Extract:
━━━━━━━━━━
Intro: Welcome to The Production First Mindset, a podcast where we discuss the world of building code from the lab all the way to production. We explore the tactics, methodologies, and metrics used to drive real customer value by the engineering leaders actually doing it. I’m your host, Liran Haimovitch, CTO and co-founder of Rookout.

Liran haimovitch: What does the Head of the Cloud Platform mean? Today, I’m hosting Orit Yaron, who has been leading the cloud platform Outbrain, Kaltura, and now Transmit Security. Thank you for joining us, and welcome to the show.

Orit Yaron: Hi, Liran, thank you for hosting me today.

Liran haimovitch: So, Orit, who are you? What can you tell us about yourself?

Orit Yaron: So on the professional side, I’ve been around the industry for quite some time now. My first real job was in Amdocs, and since then, I had the pleasure and the opportunity to accompany several companies throughout their growth. Whether it’s from Cyota, in which I joined with about 30 people and then four years later it was acquired by RSA, and the year after, by EMC. I ended up joining a 30-people company and leaving a 30,000-people company. And later on, at Outbrain, which also I joined as a relatively small company and grew with it throughout to the scale that it is today. And actually, that’s what I like, I like the combination of the technical challenges of scale and also the cultural challenges of growth. Other than that, in between, I’m the mother of two teenagers and trying to find some time to sail and windsurf whenever I get the chance.

Liran haimovitch: You sail?

Orit Yaron: Sail, yeah. We try to sail, as a family, at least once a year. It’s a very different dynamic between the people in the family.

Liran haimovitch: Definitely. Well, I get seasick, even at harbor. The only thing that gets me on a boat is scuba diving. I love that. Other than that, I’m sticking to the shore.

Orit Yaron: You’d be surprised but I also get seasick with the combination of having the four of us on a boat without any distraction, sail things and stuff. So I take a pill and then get over it. It’s worth it.

Liran haimovitch: So you’ve been Head of Cloud Platform, it’s three companies now. Can you tell us what it means? What are the roles and responsibilities that come with this title?

Orit Yaron: So I think that the first thing is to make sure that we enable the business. We are here at the end of the day to support the business, make sure that we provide the customers with the best-in-class infrastructure on top of which the service can run reliably, and to provide value to the customers. Regardless of that, in order to achieve that, we also need to make sure that we provide the right infrastructure and tools to internal functions within the company. I am a very big believer in the empowerment of people, so we want to strive and build as much self-serve infrastructure and tools to enable whether it’s R&D engineers, customer support functions, sales. We get to work with all of the entities within the company, we get to have also external customers and be involved with external customers, and also internal customers.

Liran haimovitch: Before we dive into the details of what it looks like in your current role, can you share a bit more about Transmit Security? What is the company doing and what are the unique challenges?
━━━━━━━━━━
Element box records

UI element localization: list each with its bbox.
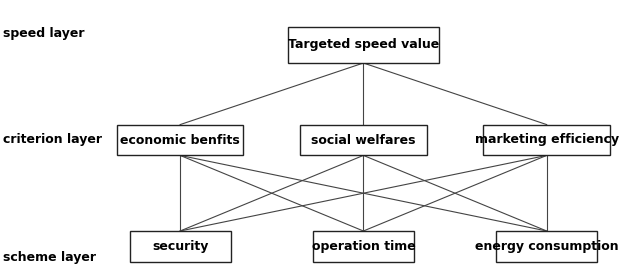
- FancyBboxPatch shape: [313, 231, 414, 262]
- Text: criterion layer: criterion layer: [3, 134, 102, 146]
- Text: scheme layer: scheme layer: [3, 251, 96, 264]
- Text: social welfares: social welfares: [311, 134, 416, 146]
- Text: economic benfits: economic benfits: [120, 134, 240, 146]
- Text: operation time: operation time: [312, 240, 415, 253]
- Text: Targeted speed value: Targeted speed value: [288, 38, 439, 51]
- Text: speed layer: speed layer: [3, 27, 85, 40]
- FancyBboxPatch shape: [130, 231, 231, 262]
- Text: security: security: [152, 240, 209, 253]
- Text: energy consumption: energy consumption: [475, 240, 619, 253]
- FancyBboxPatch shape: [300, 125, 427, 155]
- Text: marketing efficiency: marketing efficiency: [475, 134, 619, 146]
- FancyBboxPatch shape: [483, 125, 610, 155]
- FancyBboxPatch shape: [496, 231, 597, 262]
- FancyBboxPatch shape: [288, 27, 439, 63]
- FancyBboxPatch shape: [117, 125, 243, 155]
━━━━━━━━━━
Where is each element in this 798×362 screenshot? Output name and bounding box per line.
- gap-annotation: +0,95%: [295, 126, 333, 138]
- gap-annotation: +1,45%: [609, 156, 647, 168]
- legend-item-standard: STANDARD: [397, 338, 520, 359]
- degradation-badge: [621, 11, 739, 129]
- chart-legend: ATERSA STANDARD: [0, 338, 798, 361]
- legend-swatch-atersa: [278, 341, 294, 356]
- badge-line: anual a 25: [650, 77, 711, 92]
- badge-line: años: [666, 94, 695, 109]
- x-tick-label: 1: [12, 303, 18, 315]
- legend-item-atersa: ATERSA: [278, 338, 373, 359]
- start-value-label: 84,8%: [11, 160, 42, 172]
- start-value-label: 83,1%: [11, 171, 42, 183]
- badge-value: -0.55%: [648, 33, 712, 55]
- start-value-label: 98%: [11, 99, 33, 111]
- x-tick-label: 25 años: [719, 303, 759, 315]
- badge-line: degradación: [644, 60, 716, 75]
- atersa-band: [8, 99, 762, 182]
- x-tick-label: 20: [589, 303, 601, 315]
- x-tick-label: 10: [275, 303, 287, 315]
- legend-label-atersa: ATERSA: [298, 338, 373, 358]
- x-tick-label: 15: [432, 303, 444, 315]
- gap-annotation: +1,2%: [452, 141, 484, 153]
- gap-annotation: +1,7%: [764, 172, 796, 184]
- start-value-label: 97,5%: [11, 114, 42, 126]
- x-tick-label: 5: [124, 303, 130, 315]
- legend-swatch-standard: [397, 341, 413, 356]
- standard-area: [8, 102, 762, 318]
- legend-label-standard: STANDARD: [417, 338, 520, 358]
━━━━━━━━━━
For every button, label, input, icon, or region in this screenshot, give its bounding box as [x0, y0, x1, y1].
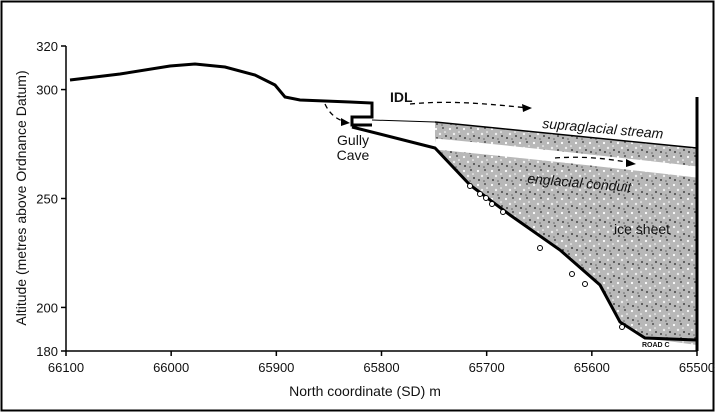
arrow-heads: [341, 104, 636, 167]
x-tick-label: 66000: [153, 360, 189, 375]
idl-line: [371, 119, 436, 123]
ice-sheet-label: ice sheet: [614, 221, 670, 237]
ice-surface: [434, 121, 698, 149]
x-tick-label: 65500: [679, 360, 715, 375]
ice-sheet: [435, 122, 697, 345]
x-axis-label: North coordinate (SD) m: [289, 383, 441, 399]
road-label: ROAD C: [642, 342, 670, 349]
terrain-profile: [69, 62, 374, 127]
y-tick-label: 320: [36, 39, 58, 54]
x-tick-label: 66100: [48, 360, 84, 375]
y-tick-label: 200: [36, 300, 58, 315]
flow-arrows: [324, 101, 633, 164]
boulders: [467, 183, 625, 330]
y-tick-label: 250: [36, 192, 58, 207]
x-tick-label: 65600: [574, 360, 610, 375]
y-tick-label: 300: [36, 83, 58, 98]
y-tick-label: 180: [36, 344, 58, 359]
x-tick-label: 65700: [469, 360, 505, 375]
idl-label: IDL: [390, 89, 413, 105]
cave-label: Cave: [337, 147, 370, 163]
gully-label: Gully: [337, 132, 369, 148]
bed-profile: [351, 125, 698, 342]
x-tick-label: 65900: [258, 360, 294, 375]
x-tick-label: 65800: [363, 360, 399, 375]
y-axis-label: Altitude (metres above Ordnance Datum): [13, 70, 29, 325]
━━━━━━━━━━
Exercise goal:
Could you carry the podcast interview about leading cloud platforms forward from its final line?

Result of this exercise:
Orit Yaron: So Transmit Security, I joined Transmit about eight months ago. Our main goal is to solve the identity problems, the security identity problems that’s — at the end of the day, when you see the security problems that we have and the rise of breaches and so forth, it’s all around the fact that security is broken, whether it’s an identity was compromised, the password was stolen. And we provide the SaaS services to make sure that we secure that, whether it’s by providing a user identity platform, whether it’s by providing a solution for password list authentication. And it’s been very interesting to be part of that journey because the company has been growing very rapidly. We about doubled our size in the past year. And also, going through a very interesting transformation of focusing on the SaaS services and modernizing our technology stack.

Liran haimovitch: You’ve mentioned you’re on a big journey, the company’s growing rapidly, and you touched upon SaaS. And I happen to know you haven’t started out as a SaaS company. What are the challenges as you’re shifting, even as a fairly young company, from on-prem devices to a SaaS platform?

Orit Yaron: So I think that is very much related to the topic of this podcast, The Production First Mindset. When you are an on-prem solution, you are a bit detached from the production, the day-to-day production stuff, at least the R&D. You release a version, especially in the financial industry, you release a version, it’s not very often, definitely not once a day or once a week. And the whole burden, let’s put it like that, and the responsibility of running it in production is actually being done by the customer. And when you transform to SaaS, you need to make sure that you also connect the people in the company and the developers to the production itself, because now we are the owner of production and we need to make sure that we provide the best service. So The Production First Mindset becomes something that is critical for success.

Liran haimovitch: So, as the Head of the Cloud Platform in a company that’s on the rise to move to the cloud and offer a SaaS service, what are your key priorities?

Orit Yaron: Wow, we have many right now. But I think that we can split it into technical priorities and cultural priorities. I strongly believe that, at the end of the day, technology and culture are going together hand in hand and you cannot really separate them. But for the sake of the discussion right now, on the tech side, we have a very big priority on modernizing our delivery stack, our CICD stack. We’ve now introduced Argo CD into our platform and we’re currently evaluating our CI technology. We’re currently working with Jenkins, and we have some big thoughts whether we should continue with Jenkins or go into other platforms that are out there. On the observability side, we have a very big project of making our observability more accessible to the developers. We have now completed a project of migrating all of our log-based monitoring into the CoreLogic solution. And now we’re working on implementing an event and metric-based monitoring solution that will be based on Prometheus and Grafana stat.

Liran haimovitch: Yeah, I think I’ve seen many companies go through those processes. And as you grow, as your environment becomes more critical, the SRA is the people who are working on production need those advanced observability tools such as metrics, events, and down-the-line event tracing. But those aren’t always easily accessible to developers because they require a lot of specialized knowledge on how to use them.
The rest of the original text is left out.